**DO THIS**
Of the lines in this listing, how many contain the word "avec"? Give the number and nothing else.

[Dataset records]

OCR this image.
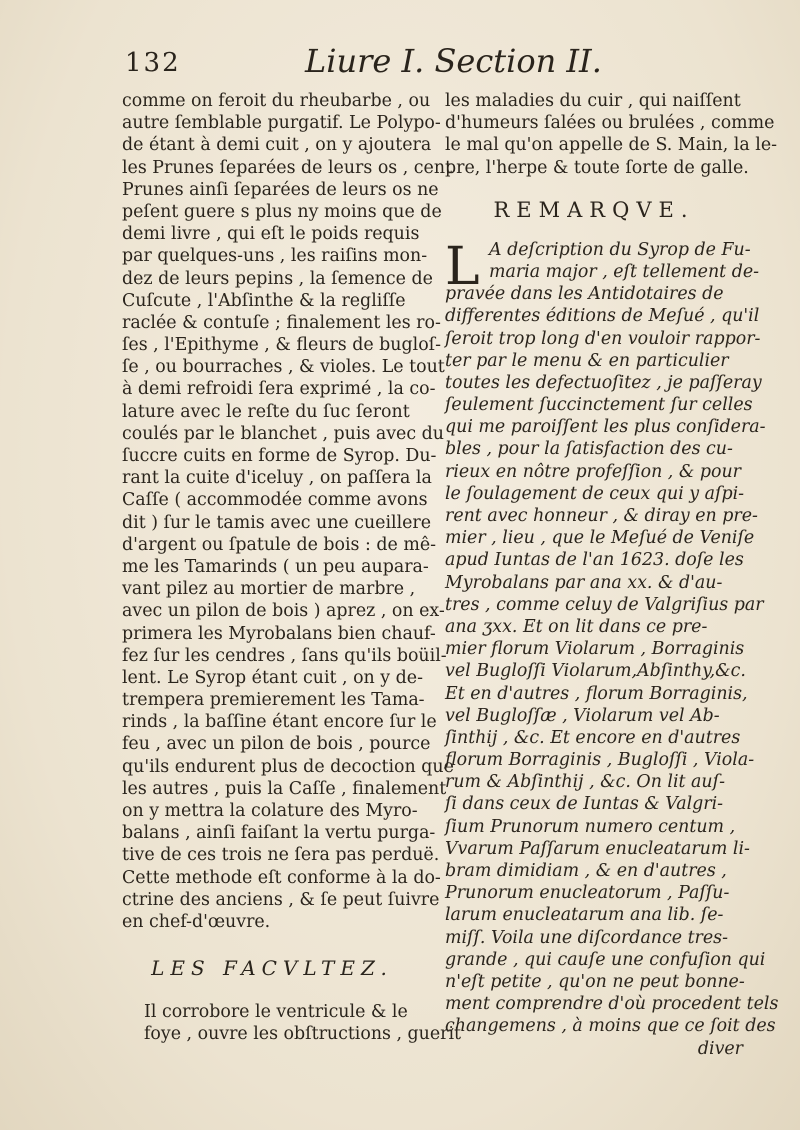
132	Liure I. Section II.
comme on feroit du rheubarbe , ou
autre ſemblable purgatif. Le Polypo-
de étant à demi cuit , on y ajoutera
les Prunes ſeparées de leurs os , cent
Prunes ainſi ſeparées de leurs os ne
peſent guere s plus ny moins que de
demi livre , qui eſt le poids requis
par quelques-uns , les raiſins mon-
dez de leurs pepins , la ſemence de
Cuſcute , l'Abſinthe & la regliſſe
raclée & contuſe ; finalement les ro-
ſes , l'Epithyme , & fleurs de bugloſ-
ſe , ou bourraches , & violes. Le tout
à demi refroidi ſera exprimé , la co-
lature avec le reſte du ſuc ſeront
coulés par le blanchet , puis avec du
ſuccre cuits en forme de Syrop. Du-
rant la cuite d'iceluy , on paſſera la
Caſſe ( accommodée comme avons
dit ) ſur le tamis avec une cueillere
d'argent ou ſpatule de bois : de mê-
me les Tamarinds ( un peu aupara-
vant pilez au mortier de marbre ,
avec un pilon de bois ) aprez , on ex-
primera les Myrobalans bien chauf-
fez ſur les cendres , ſans qu'ils boüil-
lent. Le Syrop étant cuit , on y de-
trempera premierement les Tama-
rinds , la baſſine étant encore ſur le
feu , avec un pilon de bois , pource
qu'ils endurent plus de decoction que
les autres , puis la Caſſe , finalement
on y mettra la colature des Myro-
balans , ainſi faiſant la vertu purga-
tive de ces trois ne ſera pas perduë.
Cette methode eſt conforme à la do-
ctrine des anciens , & ſe peut ſuivre
en chef-d'œuvre.
LES FACVLTEZ.
Il corrobore le ventricule & le
foye , ouvre les obſtructions , guerit
les maladies du cuir , qui naiſſent
d'humeurs ſalées ou brulées , comme
le mal qu'on appelle de S. Main, la le-
pre, l'herpe & toute ſorte de galle.
REMARQVE.
L A deſcription du Syrop de Fu-
maria major , eſt tellement de-
pravée dans les Antidotaires de
differentes éditions de Meſué , qu'il
ſeroit trop long d'en vouloir rappor-
ter par le menu & en particulier
toutes les defectuoſitez , je paſſeray
ſeulement ſuccinctement ſur celles
qui me paroiſſent les plus conſidera-
bles , pour la ſatisfaction des cu-
rieux en nôtre profeſſion , & pour
le ſoulagement de ceux qui y aſpi-
rent avec honneur , & diray en pre-
mier , lieu , que le Meſué de Veniſe
apud Iuntas de l'an 1623. doſe les
Myrobalans par ana xx. & d'au-
tres , comme celuy de Valgriſius par
ana ʒxx. Et on lit dans ce pre-
mier florum Violarum , Borraginis
vel Bugloſſi Violarum,Abſinthy,&c.
Et en d'autres , florum Borraginis,
vel Bugloſſæ , Violarum vel Ab-
ſinthij , &c. Et encore en d'autres
florum Borraginis , Bugloſſi , Viola-
rum & Abſinthij , &c. On lit auſ-
ſi dans ceux de Iuntas & Valgri-
ſium Prunorum numero centum ,
Vvarum Paſſarum enucleatarum li-
bram dimidiam , & en d'autres ,
Prunorum enucleatorum , Paſſu-
larum enucleatarum ana lib. ſe-
miſſ. Voila une diſcordance tres-
grande , qui cauſe une confuſion qui
n'eſt petite , qu'on ne peut bonne-
ment comprendre d'où procedent tels
changemens , à moins que ce ſoit des
diver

**COMPLETE RESPONSE**
6